> [EXERCISE]: Look through the data for the string "type". Copy every line where it is found.

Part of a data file
* * * * * * *
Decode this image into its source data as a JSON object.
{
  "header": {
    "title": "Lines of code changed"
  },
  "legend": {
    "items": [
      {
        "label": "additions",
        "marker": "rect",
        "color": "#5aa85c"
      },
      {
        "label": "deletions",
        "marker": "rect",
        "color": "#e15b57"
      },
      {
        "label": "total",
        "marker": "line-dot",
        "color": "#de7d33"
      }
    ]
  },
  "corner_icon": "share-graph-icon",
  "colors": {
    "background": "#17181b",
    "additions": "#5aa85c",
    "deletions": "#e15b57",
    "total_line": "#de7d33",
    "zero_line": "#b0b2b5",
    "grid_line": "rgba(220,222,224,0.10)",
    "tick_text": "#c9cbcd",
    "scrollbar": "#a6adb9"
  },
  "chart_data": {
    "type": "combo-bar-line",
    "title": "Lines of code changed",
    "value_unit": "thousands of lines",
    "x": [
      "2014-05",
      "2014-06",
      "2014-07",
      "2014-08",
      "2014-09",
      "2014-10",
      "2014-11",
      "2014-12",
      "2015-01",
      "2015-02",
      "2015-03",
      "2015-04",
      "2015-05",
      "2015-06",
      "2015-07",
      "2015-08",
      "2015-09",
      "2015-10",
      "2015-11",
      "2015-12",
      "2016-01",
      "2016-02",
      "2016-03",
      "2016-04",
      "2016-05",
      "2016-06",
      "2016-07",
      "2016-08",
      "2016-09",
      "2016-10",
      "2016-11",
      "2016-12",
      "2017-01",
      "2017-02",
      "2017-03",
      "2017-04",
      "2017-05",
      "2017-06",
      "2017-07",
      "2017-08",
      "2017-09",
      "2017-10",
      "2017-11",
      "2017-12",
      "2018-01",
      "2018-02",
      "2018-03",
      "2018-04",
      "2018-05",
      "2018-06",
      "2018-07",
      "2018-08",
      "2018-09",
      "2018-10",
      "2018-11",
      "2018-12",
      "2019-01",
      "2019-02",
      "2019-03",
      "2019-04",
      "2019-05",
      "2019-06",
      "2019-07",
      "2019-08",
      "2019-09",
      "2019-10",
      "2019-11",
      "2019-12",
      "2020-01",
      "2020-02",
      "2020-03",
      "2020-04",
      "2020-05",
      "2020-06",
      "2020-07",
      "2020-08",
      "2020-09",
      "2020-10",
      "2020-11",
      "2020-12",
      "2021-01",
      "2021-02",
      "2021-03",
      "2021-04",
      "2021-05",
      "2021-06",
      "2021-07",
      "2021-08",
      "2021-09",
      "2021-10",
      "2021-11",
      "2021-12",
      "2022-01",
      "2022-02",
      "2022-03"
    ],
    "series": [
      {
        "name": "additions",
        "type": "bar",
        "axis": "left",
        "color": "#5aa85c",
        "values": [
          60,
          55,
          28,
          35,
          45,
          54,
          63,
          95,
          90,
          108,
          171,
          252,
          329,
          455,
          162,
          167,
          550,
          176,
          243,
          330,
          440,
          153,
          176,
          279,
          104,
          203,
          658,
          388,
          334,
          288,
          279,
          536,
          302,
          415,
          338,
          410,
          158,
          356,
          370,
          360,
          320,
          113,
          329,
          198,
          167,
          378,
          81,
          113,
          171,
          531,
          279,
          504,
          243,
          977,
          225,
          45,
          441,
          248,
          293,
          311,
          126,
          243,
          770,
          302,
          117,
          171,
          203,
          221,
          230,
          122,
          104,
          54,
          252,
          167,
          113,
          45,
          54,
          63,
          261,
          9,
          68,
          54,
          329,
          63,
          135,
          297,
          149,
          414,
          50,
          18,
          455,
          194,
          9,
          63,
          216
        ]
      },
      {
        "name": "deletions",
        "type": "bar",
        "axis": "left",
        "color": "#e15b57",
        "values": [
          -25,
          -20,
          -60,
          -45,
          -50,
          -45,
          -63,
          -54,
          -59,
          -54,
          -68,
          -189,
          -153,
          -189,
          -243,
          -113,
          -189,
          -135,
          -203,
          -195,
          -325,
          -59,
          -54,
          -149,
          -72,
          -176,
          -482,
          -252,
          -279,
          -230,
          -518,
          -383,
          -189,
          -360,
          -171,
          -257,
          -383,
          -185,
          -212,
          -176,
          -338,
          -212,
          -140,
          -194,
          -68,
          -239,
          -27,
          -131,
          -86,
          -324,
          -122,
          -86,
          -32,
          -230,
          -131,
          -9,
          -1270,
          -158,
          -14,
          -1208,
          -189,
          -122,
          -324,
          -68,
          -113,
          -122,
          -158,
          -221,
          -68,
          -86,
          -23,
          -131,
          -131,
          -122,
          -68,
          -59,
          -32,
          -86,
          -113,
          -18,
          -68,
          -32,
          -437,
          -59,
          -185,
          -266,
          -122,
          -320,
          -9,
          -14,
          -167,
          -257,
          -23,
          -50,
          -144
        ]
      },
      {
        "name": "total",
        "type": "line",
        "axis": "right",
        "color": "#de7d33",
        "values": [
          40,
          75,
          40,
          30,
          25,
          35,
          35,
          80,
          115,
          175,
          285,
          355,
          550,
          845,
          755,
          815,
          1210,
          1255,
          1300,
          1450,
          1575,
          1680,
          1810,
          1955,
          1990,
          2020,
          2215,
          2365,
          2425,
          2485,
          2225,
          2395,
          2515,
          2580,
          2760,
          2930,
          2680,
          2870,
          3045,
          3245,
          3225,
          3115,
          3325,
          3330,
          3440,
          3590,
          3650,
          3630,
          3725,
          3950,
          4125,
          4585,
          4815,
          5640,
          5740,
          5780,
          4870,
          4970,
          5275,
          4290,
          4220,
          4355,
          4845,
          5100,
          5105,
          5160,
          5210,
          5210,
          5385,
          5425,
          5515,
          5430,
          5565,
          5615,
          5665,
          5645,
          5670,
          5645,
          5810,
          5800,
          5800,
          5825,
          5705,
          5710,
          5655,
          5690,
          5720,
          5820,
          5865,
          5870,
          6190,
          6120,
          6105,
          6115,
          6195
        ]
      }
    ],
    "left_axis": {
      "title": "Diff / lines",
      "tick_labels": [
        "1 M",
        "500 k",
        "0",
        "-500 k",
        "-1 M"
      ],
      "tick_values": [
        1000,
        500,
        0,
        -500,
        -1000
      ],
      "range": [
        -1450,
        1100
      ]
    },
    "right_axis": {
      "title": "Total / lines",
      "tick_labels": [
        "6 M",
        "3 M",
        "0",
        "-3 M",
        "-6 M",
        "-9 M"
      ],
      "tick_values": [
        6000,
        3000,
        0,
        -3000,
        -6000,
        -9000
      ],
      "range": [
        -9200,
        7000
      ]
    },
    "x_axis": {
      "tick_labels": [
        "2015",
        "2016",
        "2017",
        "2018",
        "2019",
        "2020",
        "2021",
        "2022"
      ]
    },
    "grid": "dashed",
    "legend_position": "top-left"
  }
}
* * * * * * *
> [FINISHED ANSWER]:
    "type": "combo-bar-line",
        "type": "bar",
        "type": "bar",
        "type": "line",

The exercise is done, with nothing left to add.